What to produce: Gather the lines that hold the string "advanced".

Input records:

☆ ☆ ☆ ☆ ☆

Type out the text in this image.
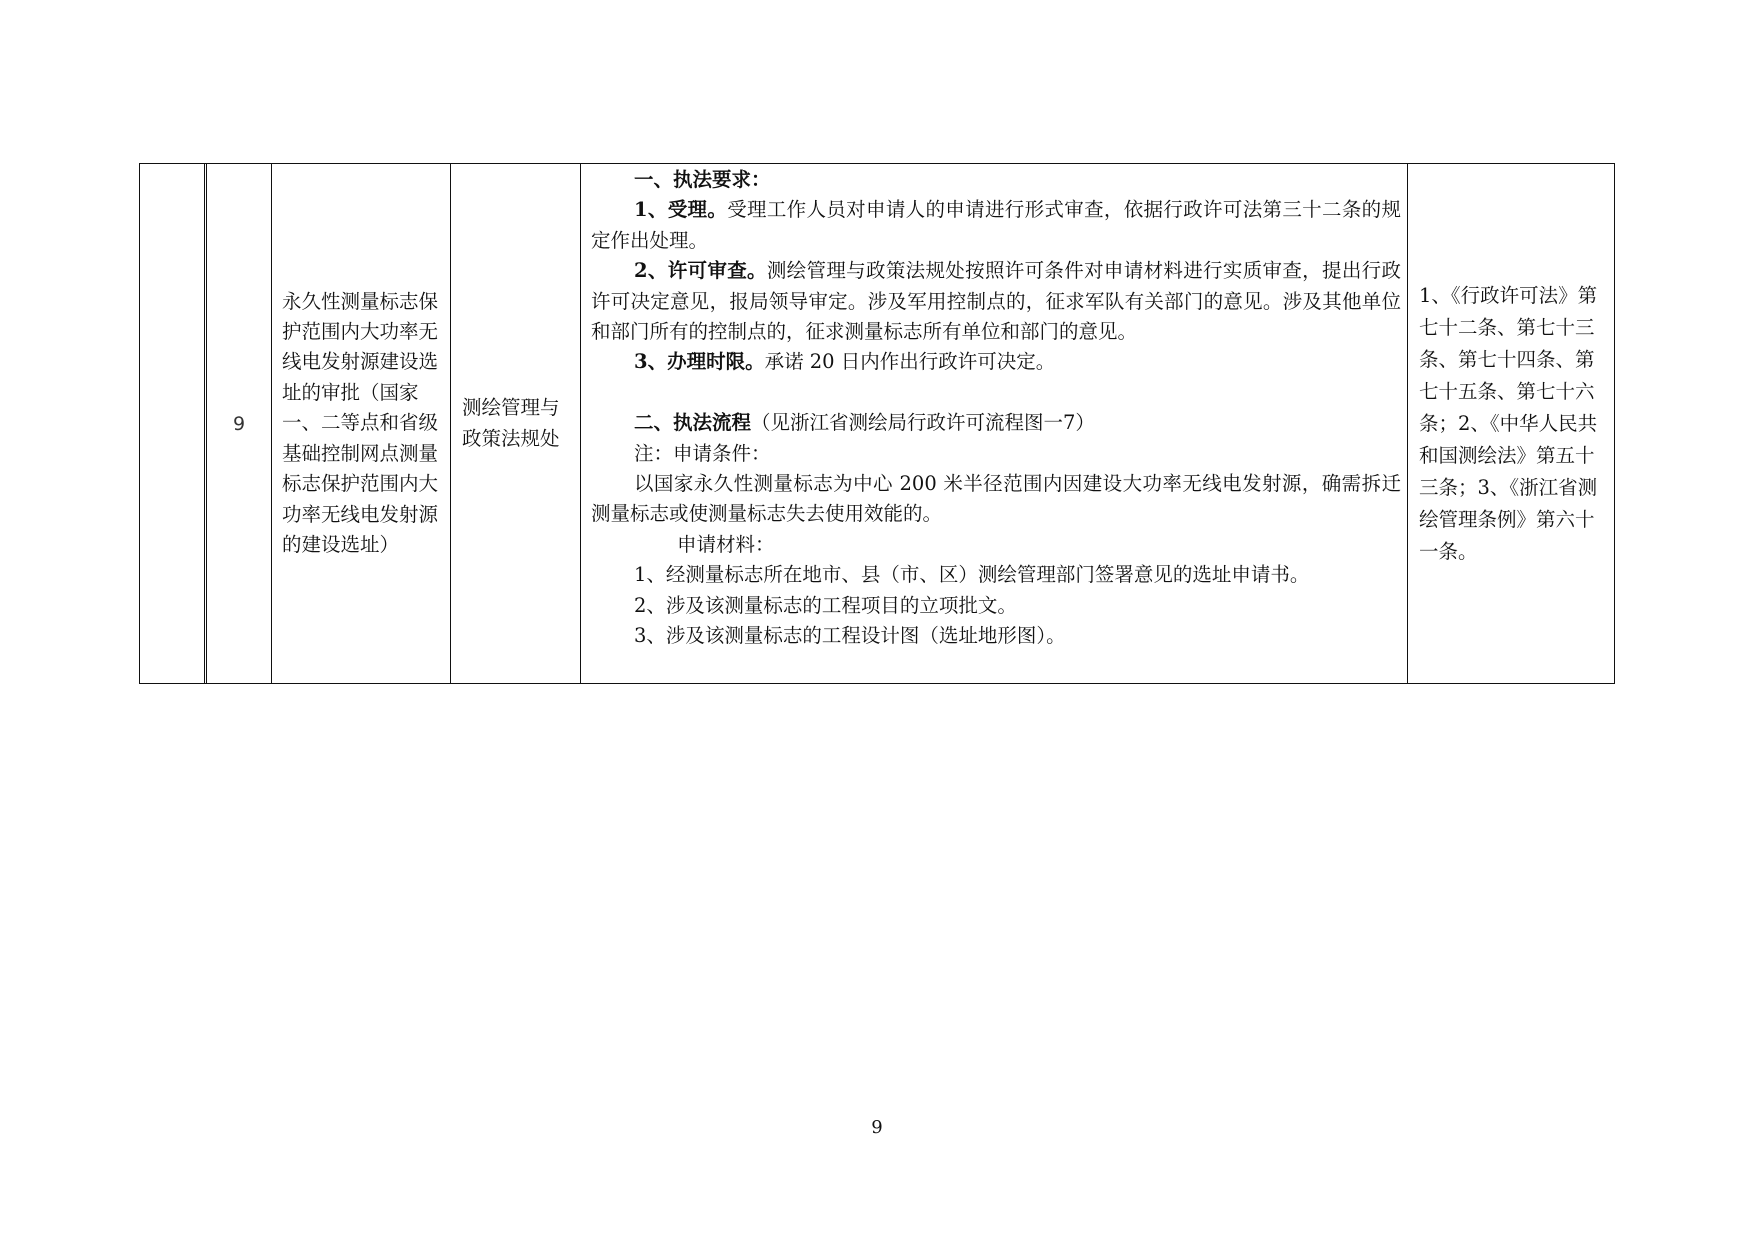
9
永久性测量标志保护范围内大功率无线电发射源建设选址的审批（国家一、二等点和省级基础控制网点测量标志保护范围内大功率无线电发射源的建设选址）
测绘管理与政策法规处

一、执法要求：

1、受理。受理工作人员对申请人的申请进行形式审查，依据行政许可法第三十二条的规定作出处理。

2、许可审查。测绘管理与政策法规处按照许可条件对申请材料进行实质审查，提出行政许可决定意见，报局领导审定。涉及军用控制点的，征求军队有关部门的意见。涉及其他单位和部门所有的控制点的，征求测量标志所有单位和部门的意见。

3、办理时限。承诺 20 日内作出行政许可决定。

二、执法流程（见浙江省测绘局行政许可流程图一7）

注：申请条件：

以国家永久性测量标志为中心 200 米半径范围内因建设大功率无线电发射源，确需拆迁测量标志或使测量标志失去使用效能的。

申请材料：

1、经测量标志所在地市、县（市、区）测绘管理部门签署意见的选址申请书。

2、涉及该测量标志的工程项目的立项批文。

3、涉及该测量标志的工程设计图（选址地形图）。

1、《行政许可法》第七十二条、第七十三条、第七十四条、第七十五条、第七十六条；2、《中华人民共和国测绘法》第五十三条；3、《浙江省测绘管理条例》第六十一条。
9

☆ ☆ ☆ ☆ ☆

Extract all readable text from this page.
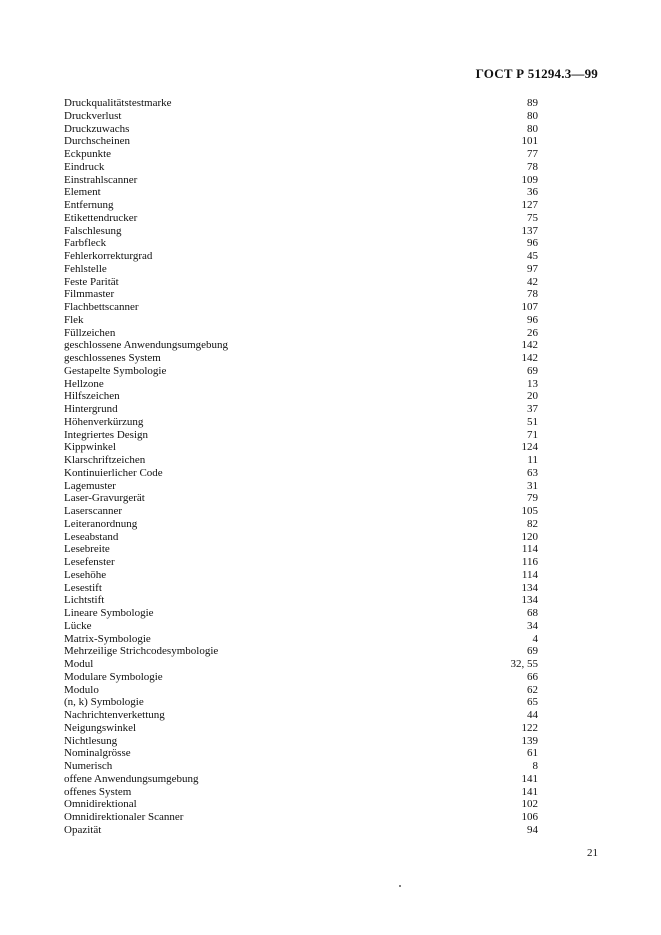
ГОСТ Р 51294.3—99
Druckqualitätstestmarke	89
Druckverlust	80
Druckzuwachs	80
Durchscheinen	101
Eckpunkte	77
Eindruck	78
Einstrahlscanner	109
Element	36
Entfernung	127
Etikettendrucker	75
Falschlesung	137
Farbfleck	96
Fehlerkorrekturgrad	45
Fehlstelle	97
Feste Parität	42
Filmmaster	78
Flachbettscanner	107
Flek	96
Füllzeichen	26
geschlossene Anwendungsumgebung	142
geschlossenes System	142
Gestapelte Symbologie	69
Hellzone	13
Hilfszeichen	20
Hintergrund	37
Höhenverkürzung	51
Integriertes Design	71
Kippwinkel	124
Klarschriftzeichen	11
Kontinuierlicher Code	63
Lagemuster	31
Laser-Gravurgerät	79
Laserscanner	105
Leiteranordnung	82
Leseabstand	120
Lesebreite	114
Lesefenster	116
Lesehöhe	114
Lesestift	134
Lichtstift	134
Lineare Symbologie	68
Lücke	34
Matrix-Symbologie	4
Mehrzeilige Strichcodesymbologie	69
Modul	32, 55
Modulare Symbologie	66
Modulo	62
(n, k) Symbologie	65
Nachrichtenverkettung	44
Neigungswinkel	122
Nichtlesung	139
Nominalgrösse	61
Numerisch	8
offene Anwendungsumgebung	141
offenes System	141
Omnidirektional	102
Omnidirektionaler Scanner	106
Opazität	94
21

☆ ☆ ☆ ☆ ☆

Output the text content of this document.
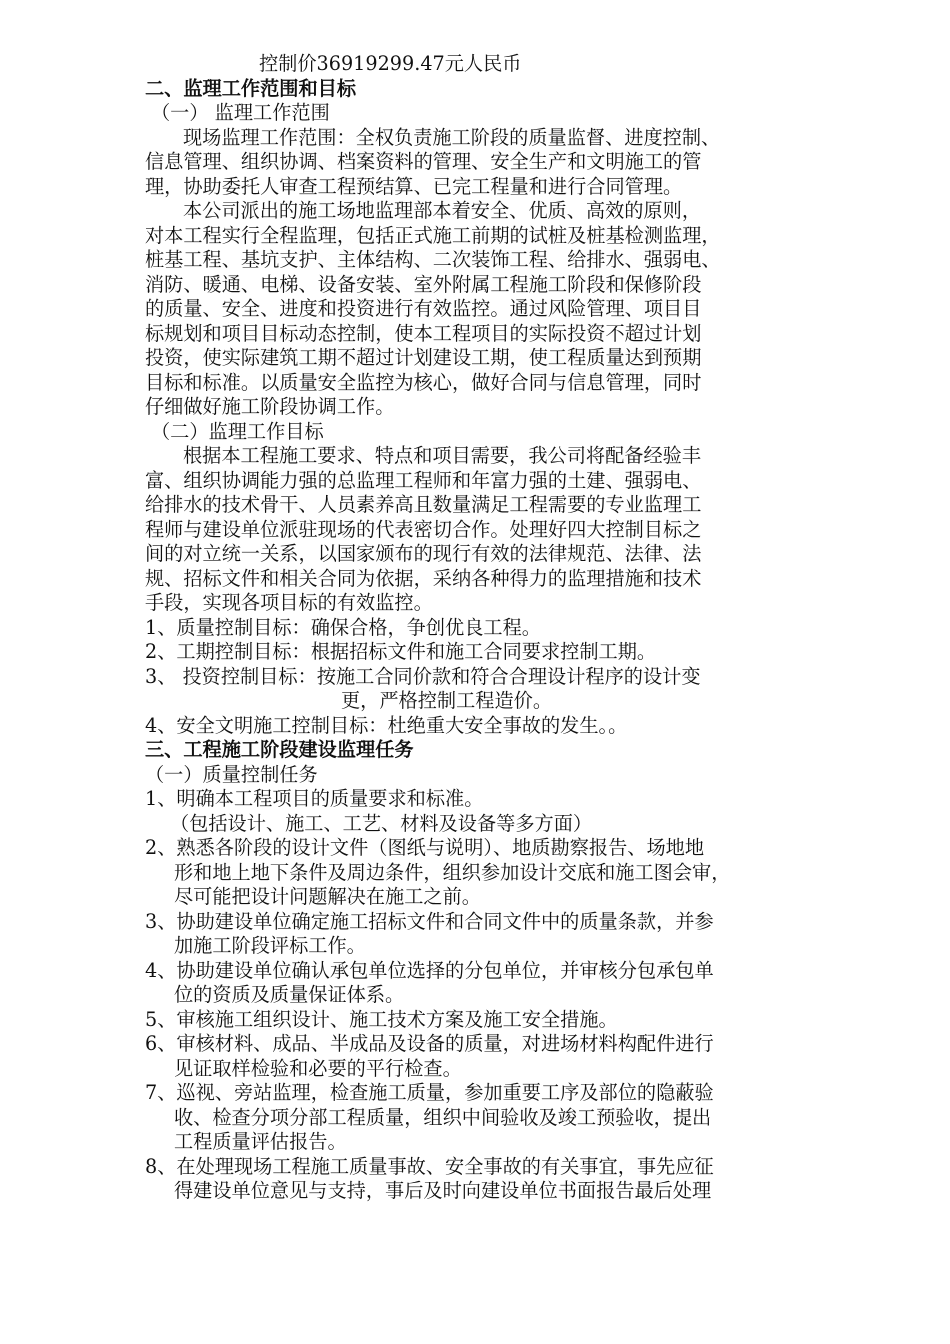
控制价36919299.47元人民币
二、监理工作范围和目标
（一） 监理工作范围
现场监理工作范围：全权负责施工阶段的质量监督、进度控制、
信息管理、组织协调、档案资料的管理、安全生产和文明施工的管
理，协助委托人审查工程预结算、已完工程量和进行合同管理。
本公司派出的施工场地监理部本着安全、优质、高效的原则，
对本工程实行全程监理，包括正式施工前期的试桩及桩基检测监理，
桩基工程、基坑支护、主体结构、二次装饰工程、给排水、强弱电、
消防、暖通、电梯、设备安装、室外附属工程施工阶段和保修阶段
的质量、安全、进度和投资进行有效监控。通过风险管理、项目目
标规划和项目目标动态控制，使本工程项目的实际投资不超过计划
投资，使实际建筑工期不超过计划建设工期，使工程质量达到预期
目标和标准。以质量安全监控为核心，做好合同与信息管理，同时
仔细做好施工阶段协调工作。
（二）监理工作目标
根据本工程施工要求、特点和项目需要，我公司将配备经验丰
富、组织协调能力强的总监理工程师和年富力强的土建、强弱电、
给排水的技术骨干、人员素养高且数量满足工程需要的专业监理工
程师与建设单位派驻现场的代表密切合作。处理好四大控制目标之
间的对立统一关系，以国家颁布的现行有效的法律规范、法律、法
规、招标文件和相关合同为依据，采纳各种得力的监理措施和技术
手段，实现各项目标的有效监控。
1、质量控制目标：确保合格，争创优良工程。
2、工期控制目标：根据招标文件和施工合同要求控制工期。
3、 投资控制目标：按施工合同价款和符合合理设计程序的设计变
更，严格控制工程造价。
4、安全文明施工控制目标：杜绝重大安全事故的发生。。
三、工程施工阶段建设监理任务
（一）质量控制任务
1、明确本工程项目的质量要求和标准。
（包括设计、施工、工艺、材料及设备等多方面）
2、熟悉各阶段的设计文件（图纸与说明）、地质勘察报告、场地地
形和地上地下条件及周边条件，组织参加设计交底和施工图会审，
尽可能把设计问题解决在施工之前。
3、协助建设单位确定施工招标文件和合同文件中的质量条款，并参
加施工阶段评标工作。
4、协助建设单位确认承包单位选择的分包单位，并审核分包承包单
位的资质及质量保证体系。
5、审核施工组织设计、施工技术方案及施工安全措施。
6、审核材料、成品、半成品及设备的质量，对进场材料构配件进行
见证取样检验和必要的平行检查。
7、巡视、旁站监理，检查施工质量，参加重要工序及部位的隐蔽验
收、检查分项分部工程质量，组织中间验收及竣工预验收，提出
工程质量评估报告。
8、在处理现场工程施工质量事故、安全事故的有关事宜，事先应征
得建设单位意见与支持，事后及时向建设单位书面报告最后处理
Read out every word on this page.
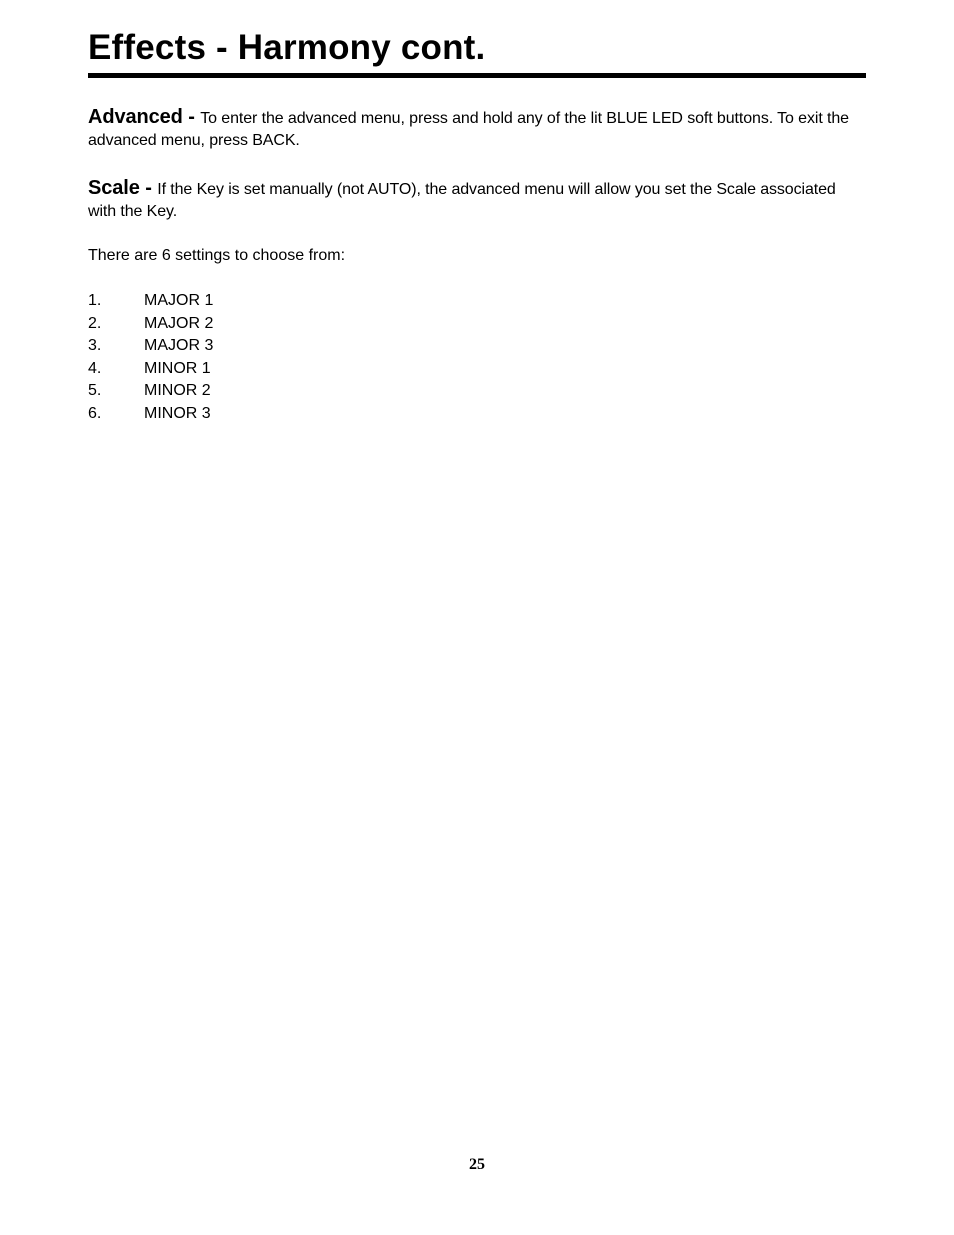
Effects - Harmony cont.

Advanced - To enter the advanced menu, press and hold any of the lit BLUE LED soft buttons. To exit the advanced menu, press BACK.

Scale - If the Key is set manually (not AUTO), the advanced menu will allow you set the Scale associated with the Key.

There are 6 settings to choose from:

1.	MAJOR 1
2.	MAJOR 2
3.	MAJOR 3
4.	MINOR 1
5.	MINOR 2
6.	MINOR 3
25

☆ ☆ ☆ ☆ ☆

Problem solution:
Advanced - To enter the advanced menu, press and hold any of the lit BLUE LED soft buttons. To exit the advanced menu, press BACK.
Scale - If the Key is set manually (not AUTO), the advanced menu will allow you set the Scale associated with the Key.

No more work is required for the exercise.